# [INSTRUCTIONS TO FOLLOW]
Where a line contains the word "الاصبهاني", copy that line in full.

# [DATA EXCERPTS]
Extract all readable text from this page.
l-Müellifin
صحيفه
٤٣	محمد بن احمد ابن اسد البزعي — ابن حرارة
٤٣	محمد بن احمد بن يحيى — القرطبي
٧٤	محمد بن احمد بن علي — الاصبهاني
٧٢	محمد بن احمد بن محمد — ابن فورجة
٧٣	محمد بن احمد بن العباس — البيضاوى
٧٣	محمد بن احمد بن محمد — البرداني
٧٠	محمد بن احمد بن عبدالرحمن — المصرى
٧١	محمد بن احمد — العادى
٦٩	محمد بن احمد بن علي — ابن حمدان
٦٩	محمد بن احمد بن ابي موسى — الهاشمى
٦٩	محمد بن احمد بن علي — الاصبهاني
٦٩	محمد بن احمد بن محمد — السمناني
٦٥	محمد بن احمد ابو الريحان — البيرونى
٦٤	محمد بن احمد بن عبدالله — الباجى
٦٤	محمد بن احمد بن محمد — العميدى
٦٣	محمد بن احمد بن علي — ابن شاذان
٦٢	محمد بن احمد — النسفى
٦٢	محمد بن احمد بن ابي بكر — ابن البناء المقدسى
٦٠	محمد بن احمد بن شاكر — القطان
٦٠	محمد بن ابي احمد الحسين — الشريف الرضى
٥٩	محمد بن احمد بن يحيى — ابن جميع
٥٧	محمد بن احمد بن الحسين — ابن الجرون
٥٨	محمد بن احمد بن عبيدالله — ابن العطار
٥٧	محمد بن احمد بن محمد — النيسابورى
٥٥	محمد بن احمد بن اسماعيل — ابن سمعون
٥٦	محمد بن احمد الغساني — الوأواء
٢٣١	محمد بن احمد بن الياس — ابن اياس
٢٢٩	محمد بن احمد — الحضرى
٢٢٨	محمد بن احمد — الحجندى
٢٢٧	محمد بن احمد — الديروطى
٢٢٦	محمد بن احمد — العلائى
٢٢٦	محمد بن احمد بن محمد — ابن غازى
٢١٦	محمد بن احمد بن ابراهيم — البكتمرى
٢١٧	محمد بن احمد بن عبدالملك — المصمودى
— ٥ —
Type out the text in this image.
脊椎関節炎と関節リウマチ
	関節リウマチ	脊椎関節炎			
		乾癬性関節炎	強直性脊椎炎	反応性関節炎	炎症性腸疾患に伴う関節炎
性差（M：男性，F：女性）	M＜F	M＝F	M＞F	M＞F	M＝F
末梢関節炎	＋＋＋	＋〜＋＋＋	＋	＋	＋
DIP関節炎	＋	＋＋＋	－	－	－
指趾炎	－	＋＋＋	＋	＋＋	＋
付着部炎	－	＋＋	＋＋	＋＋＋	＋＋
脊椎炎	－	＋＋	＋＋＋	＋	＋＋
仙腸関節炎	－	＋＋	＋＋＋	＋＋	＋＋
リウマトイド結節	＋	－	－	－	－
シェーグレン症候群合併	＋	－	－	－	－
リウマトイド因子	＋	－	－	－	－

# [ANSWER TO THIS TASK]
٧٤	محمد بن احمد بن علي — الاصبهاني
٦٩	محمد بن احمد بن علي — الاصبهاني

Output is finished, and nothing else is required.